### WHAT IS EXPECTED:
Copy every line that contains the string "icon" from the entries below.

[Collected data]

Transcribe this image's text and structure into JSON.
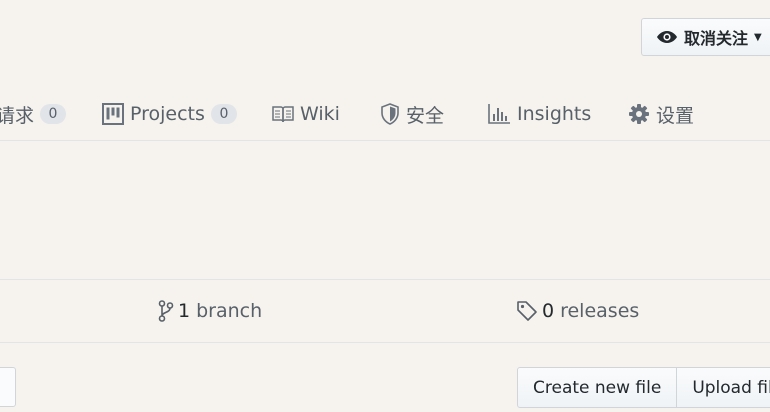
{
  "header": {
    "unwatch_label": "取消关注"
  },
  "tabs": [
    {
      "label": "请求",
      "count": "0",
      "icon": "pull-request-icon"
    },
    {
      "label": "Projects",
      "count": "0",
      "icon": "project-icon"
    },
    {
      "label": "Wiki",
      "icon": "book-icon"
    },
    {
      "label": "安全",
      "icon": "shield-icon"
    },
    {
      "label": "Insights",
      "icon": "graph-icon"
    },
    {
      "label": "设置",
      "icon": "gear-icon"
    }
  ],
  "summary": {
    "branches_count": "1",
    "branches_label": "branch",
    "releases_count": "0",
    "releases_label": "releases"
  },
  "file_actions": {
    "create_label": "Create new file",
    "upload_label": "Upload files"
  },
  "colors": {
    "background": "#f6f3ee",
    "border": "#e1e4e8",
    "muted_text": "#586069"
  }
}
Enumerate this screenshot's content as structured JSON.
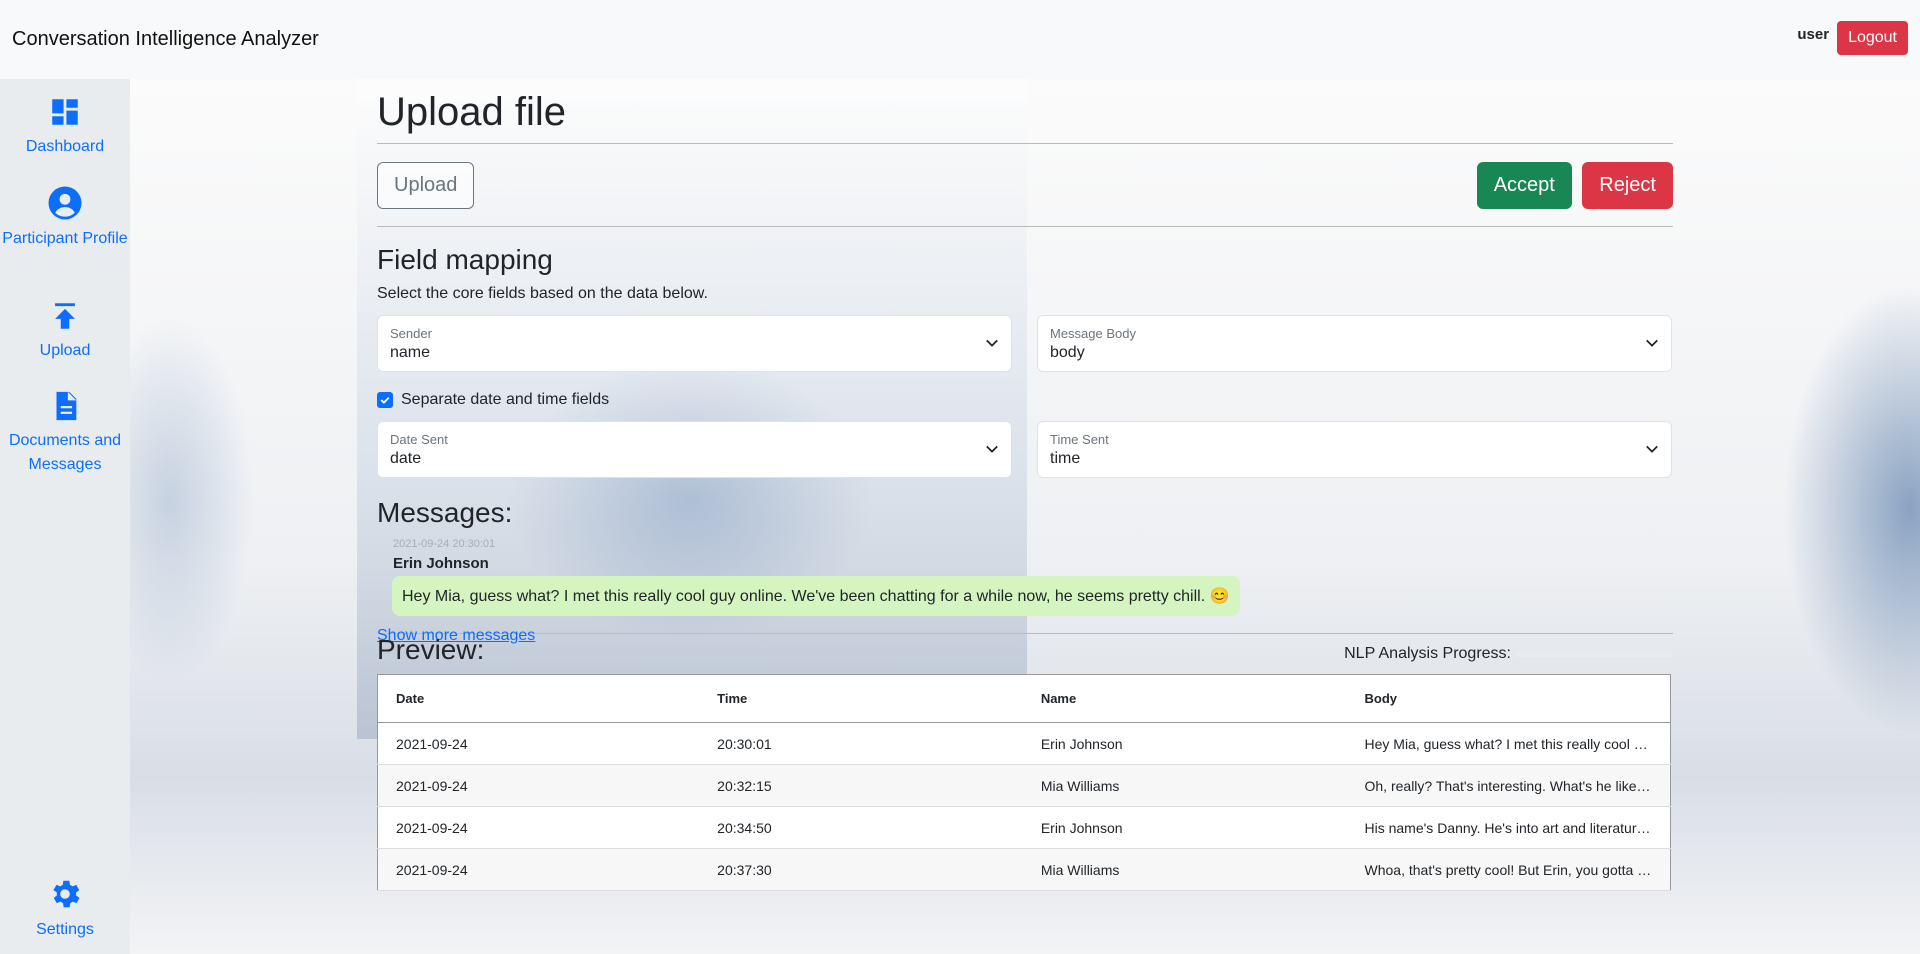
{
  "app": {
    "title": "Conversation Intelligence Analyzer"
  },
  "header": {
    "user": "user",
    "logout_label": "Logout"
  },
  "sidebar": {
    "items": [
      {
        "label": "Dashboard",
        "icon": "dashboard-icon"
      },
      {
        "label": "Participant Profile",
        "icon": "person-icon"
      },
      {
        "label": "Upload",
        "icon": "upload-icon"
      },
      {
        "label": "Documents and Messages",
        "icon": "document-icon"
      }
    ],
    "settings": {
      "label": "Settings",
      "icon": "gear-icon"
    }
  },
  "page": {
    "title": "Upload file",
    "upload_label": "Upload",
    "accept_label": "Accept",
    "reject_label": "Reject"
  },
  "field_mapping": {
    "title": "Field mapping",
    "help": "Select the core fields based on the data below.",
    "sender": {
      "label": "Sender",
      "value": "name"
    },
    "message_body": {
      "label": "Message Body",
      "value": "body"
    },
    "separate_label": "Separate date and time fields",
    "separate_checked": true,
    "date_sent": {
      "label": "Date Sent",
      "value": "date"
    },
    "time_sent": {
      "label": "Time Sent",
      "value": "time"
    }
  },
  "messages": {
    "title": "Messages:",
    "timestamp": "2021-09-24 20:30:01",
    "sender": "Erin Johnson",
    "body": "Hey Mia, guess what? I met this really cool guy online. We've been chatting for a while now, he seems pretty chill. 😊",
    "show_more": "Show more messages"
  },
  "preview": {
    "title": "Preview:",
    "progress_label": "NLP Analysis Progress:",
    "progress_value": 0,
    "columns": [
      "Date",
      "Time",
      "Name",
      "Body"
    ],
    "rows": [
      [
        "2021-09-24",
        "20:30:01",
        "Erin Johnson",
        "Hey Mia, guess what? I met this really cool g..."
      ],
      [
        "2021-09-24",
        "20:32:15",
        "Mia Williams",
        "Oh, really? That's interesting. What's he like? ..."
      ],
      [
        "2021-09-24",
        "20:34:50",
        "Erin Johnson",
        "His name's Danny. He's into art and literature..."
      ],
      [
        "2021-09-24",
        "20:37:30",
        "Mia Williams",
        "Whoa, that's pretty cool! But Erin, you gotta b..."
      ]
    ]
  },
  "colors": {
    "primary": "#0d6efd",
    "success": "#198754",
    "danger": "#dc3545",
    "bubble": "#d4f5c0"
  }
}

---

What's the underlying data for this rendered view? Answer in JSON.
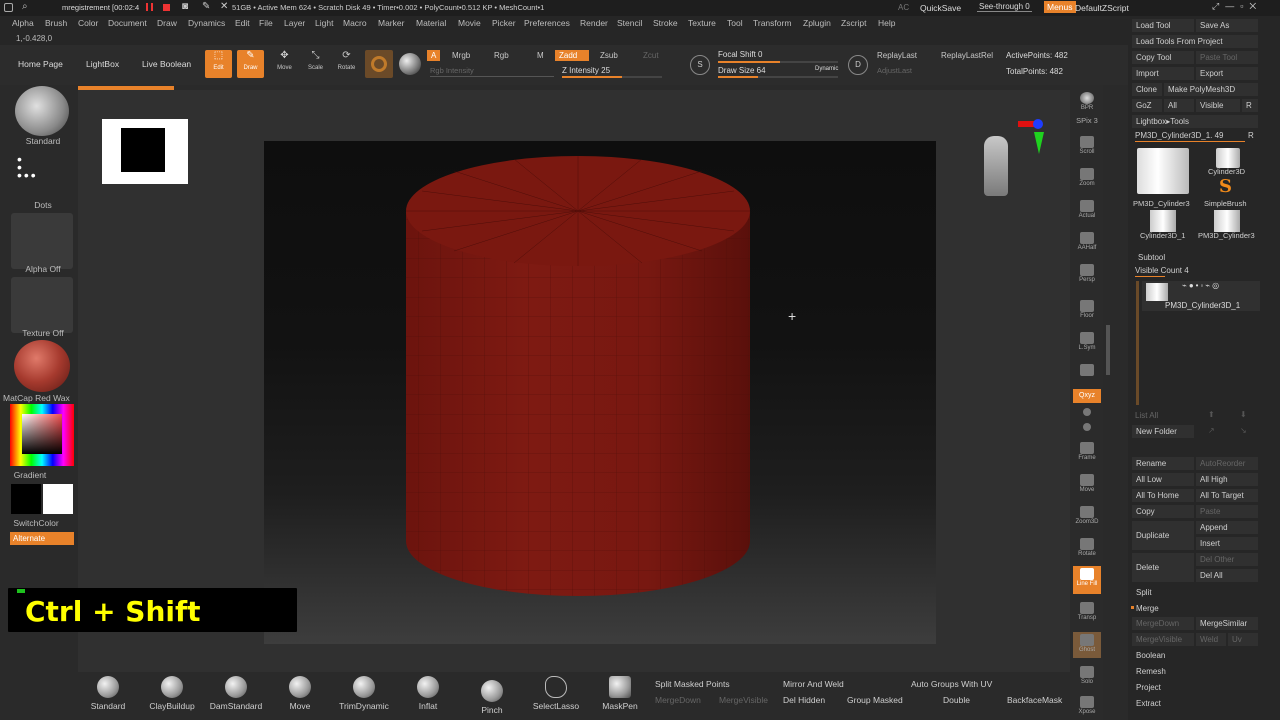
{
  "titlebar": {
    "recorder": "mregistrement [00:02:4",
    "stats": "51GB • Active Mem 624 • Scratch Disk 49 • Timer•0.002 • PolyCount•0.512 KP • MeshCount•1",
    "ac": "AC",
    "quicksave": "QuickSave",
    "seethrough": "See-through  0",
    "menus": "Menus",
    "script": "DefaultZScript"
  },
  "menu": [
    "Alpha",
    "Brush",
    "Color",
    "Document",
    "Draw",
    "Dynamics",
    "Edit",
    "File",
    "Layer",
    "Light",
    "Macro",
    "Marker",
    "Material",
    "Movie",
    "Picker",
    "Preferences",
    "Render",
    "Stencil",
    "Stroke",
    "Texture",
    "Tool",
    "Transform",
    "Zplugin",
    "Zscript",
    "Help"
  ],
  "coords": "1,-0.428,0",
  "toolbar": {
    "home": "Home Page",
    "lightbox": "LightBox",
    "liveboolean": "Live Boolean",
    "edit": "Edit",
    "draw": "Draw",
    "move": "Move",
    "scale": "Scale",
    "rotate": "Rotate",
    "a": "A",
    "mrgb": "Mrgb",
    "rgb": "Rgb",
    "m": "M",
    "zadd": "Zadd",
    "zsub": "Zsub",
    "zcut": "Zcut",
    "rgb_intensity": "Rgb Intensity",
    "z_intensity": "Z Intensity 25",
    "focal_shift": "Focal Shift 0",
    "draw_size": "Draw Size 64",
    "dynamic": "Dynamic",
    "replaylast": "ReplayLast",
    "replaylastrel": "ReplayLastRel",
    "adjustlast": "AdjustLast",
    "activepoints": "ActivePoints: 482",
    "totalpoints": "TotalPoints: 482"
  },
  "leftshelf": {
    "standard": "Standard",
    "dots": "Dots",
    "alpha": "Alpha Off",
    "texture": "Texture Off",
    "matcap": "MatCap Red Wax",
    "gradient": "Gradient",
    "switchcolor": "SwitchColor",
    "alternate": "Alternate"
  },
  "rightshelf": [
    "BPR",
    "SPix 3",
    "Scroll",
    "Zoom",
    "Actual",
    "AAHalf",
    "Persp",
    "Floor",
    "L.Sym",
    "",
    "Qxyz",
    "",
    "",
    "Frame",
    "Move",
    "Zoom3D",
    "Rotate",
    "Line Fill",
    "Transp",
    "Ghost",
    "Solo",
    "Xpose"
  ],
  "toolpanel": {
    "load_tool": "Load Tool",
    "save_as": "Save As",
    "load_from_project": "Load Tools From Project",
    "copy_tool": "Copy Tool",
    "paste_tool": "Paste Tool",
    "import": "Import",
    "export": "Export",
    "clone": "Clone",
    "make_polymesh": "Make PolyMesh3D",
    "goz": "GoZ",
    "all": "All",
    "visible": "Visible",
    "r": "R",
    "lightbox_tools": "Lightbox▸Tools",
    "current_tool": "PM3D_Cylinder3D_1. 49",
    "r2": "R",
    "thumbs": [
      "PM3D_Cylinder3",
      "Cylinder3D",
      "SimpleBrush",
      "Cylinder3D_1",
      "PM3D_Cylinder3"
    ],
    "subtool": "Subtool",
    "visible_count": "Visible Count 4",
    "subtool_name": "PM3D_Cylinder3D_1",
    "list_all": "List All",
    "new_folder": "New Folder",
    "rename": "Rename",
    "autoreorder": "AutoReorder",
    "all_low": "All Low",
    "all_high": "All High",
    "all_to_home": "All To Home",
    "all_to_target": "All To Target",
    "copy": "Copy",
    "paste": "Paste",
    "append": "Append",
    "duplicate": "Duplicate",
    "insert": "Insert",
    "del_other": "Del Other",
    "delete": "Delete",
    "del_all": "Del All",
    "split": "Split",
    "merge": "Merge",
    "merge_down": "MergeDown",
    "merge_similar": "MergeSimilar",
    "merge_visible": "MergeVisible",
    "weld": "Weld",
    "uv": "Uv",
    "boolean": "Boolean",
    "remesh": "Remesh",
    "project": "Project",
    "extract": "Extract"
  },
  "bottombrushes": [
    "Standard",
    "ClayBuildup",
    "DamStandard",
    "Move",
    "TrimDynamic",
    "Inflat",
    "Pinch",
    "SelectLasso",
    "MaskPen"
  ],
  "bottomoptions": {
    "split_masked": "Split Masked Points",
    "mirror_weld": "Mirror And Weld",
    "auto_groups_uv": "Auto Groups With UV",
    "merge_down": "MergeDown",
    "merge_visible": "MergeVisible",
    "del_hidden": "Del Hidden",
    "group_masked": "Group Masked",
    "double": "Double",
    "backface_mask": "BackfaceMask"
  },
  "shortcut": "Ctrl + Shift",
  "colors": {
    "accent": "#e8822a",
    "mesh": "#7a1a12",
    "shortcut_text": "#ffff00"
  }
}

...

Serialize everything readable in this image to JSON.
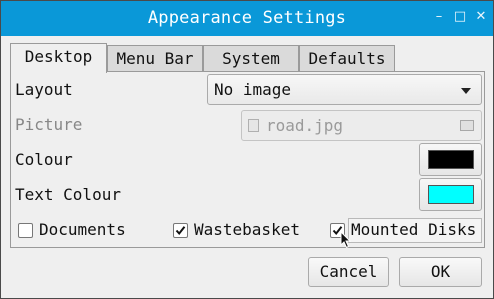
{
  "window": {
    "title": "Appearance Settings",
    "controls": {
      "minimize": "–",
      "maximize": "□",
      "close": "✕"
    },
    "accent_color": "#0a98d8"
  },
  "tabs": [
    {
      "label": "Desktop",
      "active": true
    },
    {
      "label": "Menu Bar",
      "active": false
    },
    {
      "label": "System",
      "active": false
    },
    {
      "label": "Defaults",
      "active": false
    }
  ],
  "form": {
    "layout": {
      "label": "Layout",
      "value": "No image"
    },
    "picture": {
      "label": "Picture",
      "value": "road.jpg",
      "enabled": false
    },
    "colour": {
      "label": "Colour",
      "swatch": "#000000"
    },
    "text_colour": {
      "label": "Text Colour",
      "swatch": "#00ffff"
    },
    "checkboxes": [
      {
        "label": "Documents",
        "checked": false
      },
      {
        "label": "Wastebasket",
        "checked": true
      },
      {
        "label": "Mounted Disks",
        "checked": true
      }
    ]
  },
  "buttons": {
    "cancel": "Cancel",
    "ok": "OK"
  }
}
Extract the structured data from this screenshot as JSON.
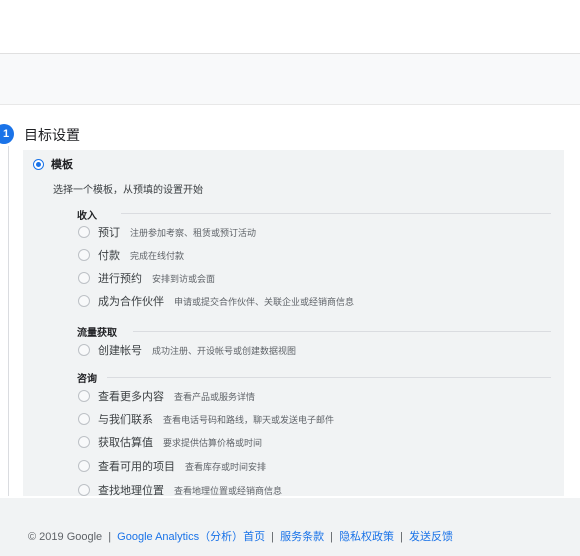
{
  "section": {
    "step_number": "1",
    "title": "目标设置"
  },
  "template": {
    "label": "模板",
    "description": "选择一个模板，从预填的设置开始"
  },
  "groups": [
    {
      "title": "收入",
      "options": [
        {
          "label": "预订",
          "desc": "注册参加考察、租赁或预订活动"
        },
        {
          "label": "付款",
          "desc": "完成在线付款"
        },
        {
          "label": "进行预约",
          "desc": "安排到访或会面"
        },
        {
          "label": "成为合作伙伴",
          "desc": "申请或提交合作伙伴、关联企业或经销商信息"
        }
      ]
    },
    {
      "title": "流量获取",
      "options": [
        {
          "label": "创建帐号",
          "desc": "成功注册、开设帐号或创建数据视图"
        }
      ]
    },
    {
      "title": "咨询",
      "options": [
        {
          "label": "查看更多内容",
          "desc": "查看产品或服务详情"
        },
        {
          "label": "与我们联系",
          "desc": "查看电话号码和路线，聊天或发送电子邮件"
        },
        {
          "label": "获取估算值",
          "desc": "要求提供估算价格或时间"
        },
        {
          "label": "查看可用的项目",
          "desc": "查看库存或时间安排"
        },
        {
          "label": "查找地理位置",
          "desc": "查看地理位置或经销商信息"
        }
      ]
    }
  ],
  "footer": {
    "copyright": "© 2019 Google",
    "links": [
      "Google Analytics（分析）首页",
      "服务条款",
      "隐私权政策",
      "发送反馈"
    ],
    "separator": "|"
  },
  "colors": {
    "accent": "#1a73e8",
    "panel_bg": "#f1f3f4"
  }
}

### THE SOLUTION:
      "icon": "pull-request-icon"
      "icon": "project-icon"
      "icon": "book-icon"
      "icon": "shield-icon"
      "icon": "graph-icon"
      "icon": "gear-icon"
        "icon": "dashboard-icon"
        "icon": "person-icon"
        "icon": "upload-icon"
        "icon": "document-icon"
      "icon": "gear-icon"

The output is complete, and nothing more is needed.